--- start Data provided ---

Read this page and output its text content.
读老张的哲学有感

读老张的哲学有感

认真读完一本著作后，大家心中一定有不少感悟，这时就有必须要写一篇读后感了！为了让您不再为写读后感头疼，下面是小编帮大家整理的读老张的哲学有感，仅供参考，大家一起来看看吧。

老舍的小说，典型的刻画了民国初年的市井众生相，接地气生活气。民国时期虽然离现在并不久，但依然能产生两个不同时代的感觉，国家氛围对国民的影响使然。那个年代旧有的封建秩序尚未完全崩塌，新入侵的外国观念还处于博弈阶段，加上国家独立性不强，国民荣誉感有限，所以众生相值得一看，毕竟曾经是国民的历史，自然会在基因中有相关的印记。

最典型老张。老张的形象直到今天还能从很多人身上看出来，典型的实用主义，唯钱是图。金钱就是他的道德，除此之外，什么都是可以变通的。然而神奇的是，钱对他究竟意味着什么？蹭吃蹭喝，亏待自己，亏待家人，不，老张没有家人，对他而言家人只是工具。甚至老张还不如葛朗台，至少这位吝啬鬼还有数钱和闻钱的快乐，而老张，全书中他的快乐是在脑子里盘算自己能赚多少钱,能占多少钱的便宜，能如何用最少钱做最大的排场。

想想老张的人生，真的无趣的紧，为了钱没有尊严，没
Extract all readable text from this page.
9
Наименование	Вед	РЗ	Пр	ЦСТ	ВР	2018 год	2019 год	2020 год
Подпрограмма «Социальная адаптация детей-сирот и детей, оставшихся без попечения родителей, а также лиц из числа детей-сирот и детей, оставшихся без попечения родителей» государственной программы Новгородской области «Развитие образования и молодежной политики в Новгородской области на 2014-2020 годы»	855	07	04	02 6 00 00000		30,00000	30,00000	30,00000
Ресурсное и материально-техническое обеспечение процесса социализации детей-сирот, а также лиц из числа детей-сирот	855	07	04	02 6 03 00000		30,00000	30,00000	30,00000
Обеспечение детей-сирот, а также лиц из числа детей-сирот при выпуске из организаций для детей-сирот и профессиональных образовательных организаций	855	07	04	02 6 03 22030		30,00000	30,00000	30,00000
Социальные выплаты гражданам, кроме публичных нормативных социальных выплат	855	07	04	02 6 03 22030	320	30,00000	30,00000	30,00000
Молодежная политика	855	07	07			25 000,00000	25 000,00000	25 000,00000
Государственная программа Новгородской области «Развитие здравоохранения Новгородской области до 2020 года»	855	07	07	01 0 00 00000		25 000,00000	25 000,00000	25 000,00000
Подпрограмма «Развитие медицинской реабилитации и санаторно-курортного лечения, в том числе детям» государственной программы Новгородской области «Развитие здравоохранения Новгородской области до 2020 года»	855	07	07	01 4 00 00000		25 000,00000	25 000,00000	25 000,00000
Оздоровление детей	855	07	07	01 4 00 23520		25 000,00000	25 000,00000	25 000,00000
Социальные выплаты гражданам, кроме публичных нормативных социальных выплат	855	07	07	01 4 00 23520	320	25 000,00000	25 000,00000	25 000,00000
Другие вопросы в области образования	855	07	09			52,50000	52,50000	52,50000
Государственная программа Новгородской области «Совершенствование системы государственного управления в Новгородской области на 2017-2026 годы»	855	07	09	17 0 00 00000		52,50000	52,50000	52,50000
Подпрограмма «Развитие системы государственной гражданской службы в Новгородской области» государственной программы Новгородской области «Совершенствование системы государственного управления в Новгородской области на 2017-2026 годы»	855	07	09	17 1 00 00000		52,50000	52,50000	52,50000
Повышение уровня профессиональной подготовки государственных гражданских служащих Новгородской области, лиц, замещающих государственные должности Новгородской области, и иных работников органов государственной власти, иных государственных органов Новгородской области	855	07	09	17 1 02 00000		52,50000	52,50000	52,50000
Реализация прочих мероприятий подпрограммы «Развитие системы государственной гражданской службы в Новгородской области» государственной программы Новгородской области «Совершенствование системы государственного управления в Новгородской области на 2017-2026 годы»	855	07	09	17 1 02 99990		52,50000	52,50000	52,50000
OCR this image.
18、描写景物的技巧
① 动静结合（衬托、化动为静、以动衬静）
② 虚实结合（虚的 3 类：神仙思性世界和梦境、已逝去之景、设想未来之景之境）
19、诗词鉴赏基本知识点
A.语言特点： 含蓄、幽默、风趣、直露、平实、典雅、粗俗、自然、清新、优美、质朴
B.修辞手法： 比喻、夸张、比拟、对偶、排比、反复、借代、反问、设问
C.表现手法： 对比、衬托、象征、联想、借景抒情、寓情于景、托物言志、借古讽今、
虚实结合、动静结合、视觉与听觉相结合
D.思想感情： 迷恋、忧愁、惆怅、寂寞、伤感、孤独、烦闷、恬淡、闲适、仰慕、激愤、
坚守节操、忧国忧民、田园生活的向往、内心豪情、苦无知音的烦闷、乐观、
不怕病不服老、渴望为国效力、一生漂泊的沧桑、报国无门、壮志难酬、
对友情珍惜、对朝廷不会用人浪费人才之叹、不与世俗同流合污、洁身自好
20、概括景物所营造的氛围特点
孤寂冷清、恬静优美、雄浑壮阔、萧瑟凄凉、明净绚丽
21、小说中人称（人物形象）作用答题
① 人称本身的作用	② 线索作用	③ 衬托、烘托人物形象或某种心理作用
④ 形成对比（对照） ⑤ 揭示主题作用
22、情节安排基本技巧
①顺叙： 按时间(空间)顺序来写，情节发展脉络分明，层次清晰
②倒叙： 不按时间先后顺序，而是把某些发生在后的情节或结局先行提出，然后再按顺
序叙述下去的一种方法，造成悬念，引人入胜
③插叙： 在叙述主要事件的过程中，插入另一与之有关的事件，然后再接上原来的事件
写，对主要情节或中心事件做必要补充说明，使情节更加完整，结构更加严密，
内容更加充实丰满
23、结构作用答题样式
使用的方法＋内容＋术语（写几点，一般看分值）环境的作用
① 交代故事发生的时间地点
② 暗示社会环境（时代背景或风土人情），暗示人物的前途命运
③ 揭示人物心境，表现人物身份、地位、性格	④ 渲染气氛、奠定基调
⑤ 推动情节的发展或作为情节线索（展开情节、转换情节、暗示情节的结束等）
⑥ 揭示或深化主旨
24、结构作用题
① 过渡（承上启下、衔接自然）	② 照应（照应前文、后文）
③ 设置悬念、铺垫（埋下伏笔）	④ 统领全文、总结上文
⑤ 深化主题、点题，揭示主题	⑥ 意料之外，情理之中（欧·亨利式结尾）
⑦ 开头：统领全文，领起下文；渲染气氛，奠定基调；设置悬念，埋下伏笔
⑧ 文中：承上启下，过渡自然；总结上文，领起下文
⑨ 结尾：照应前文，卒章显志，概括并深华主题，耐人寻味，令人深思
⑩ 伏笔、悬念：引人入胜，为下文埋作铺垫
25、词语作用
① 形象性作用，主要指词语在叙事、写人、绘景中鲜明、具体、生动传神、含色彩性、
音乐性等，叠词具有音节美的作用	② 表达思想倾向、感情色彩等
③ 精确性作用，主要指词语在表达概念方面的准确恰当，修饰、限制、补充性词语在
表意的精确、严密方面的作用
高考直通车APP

--- end Data provided ---

Write the entire listing out again, word for word.

Read this page and output its text content.
读老张的哲学有感

读老张的哲学有感

认真读完一本著作后，大家心中一定有不少感悟，这时就有必须要写一篇读后感了！为了让您不再为写读后感头疼，下面是小编帮大家整理的读老张的哲学有感，仅供参考，大家一起来看看吧。

老舍的小说，典型的刻画了民国初年的市井众生相，接地气生活气。民国时期虽然离现在并不久，但依然能产生两个不同时代的感觉，国家氛围对国民的影响使然。那个年代旧有的封建秩序尚未完全崩塌，新入侵的外国观念还处于博弈阶段，加上国家独立性不强，国民荣誉感有限，所以众生相值得一看，毕竟曾经是国民的历史，自然会在基因中有相关的印记。

最典型老张。老张的形象直到今天还能从很多人身上看出来，典型的实用主义，唯钱是图。金钱就是他的道德，除此之外，什么都是可以变通的。然而神奇的是，钱对他究竟意味着什么？蹭吃蹭喝，亏待自己，亏待家人，不，老张没有家人，对他而言家人只是工具。甚至老张还不如葛朗台，至少这位吝啬鬼还有数钱和闻钱的快乐，而老张，全书中他的快乐是在脑子里盘算自己能赚多少钱,能占多少钱的便宜，能如何用最少钱做最大的排场。

想想老张的人生，真的无趣的紧，为了钱没有尊严，没
Extract all readable text from this page.
9
Наименование	Вед	РЗ	Пр	ЦСТ	ВР	2018 год	2019 год	2020 год
Подпрограмма «Социальная адаптация детей-сирот и детей, оставшихся без попечения родителей, а также лиц из числа детей-сирот и детей, оставшихся без попечения родителей» государственной программы Новгородской области «Развитие образования и молодежной политики в Новгородской области на 2014-2020 годы»	855	07	04	02 6 00 00000		30,00000	30,00000	30,00000
Ресурсное и материально-техническое обеспечение процесса социализации детей-сирот, а также лиц из числа детей-сирот	855	07	04	02 6 03 00000		30,00000	30,00000	30,00000
Обеспечение детей-сирот, а также лиц из числа детей-сирот при выпуске из организаций для детей-сирот и профессиональных образовательных организаций	855	07	04	02 6 03 22030		30,00000	30,00000	30,00000
Социальные выплаты гражданам, кроме публичных нормативных социальных выплат	855	07	04	02 6 03 22030	320	30,00000	30,00000	30,00000
Молодежная политика	855	07	07			25 000,00000	25 000,00000	25 000,00000
Государственная программа Новгородской области «Развитие здравоохранения Новгородской области до 2020 года»	855	07	07	01 0 00 00000		25 000,00000	25 000,00000	25 000,00000
Подпрограмма «Развитие медицинской реабилитации и санаторно-курортного лечения, в том числе детям» государственной программы Новгородской области «Развитие здравоохранения Новгородской области до 2020 года»	855	07	07	01 4 00 00000		25 000,00000	25 000,00000	25 000,00000
Оздоровление детей	855	07	07	01 4 00 23520		25 000,00000	25 000,00000	25 000,00000
Социальные выплаты гражданам, кроме публичных нормативных социальных выплат	855	07	07	01 4 00 23520	320	25 000,00000	25 000,00000	25 000,00000
Другие вопросы в области образования	855	07	09			52,50000	52,50000	52,50000
Государственная программа Новгородской области «Совершенствование системы государственного управления в Новгородской области на 2017-2026 годы»	855	07	09	17 0 00 00000		52,50000	52,50000	52,50000
Подпрограмма «Развитие системы государственной гражданской службы в Новгородской области» государственной программы Новгородской области «Совершенствование системы государственного управления в Новгородской области на 2017-2026 годы»	855	07	09	17 1 00 00000		52,50000	52,50000	52,50000
Повышение уровня профессиональной подготовки государственных гражданских служащих Новгородской области, лиц, замещающих государственные должности Новгородской области, и иных работников органов государственной власти, иных государственных органов Новгородской области	855	07	09	17 1 02 00000		52,50000	52,50000	52,50000
Реализация прочих мероприятий подпрограммы «Развитие системы государственной гражданской службы в Новгородской области» государственной программы Новгородской области «Совершенствование системы государственного управления в Новгородской области на 2017-2026 годы»	855	07	09	17 1 02 99990		52,50000	52,50000	52,50000
OCR this image.
18、描写景物的技巧
① 动静结合（衬托、化动为静、以动衬静）
② 虚实结合（虚的 3 类：神仙思性世界和梦境、已逝去之景、设想未来之景之境）
19、诗词鉴赏基本知识点
A.语言特点： 含蓄、幽默、风趣、直露、平实、典雅、粗俗、自然、清新、优美、质朴
B.修辞手法： 比喻、夸张、比拟、对偶、排比、反复、借代、反问、设问
C.表现手法： 对比、衬托、象征、联想、借景抒情、寓情于景、托物言志、借古讽今、
虚实结合、动静结合、视觉与听觉相结合
D.思想感情： 迷恋、忧愁、惆怅、寂寞、伤感、孤独、烦闷、恬淡、闲适、仰慕、激愤、
坚守节操、忧国忧民、田园生活的向往、内心豪情、苦无知音的烦闷、乐观、
不怕病不服老、渴望为国效力、一生漂泊的沧桑、报国无门、壮志难酬、
对友情珍惜、对朝廷不会用人浪费人才之叹、不与世俗同流合污、洁身自好
20、概括景物所营造的氛围特点
孤寂冷清、恬静优美、雄浑壮阔、萧瑟凄凉、明净绚丽
21、小说中人称（人物形象）作用答题
① 人称本身的作用	② 线索作用	③ 衬托、烘托人物形象或某种心理作用
④ 形成对比（对照） ⑤ 揭示主题作用
22、情节安排基本技巧
①顺叙： 按时间(空间)顺序来写，情节发展脉络分明，层次清晰
②倒叙： 不按时间先后顺序，而是把某些发生在后的情节或结局先行提出，然后再按顺
序叙述下去的一种方法，造成悬念，引人入胜
③插叙： 在叙述主要事件的过程中，插入另一与之有关的事件，然后再接上原来的事件
写，对主要情节或中心事件做必要补充说明，使情节更加完整，结构更加严密，
内容更加充实丰满
23、结构作用答题样式
使用的方法＋内容＋术语（写几点，一般看分值）环境的作用
① 交代故事发生的时间地点
② 暗示社会环境（时代背景或风土人情），暗示人物的前途命运
③ 揭示人物心境，表现人物身份、地位、性格	④ 渲染气氛、奠定基调
⑤ 推动情节的发展或作为情节线索（展开情节、转换情节、暗示情节的结束等）
⑥ 揭示或深化主旨
24、结构作用题
① 过渡（承上启下、衔接自然）	② 照应（照应前文、后文）
③ 设置悬念、铺垫（埋下伏笔）	④ 统领全文、总结上文
⑤ 深化主题、点题，揭示主题	⑥ 意料之外，情理之中（欧·亨利式结尾）
⑦ 开头：统领全文，领起下文；渲染气氛，奠定基调；设置悬念，埋下伏笔
⑧ 文中：承上启下，过渡自然；总结上文，领起下文
⑨ 结尾：照应前文，卒章显志，概括并深华主题，耐人寻味，令人深思
⑩ 伏笔、悬念：引人入胜，为下文埋作铺垫
25、词语作用
① 形象性作用，主要指词语在叙事、写人、绘景中鲜明、具体、生动传神、含色彩性、
音乐性等，叠词具有音节美的作用	② 表达思想倾向、感情色彩等
③ 精确性作用，主要指词语在表达概念方面的准确恰当，修饰、限制、补充性词语在
表意的精确、严密方面的作用
高考直通车APP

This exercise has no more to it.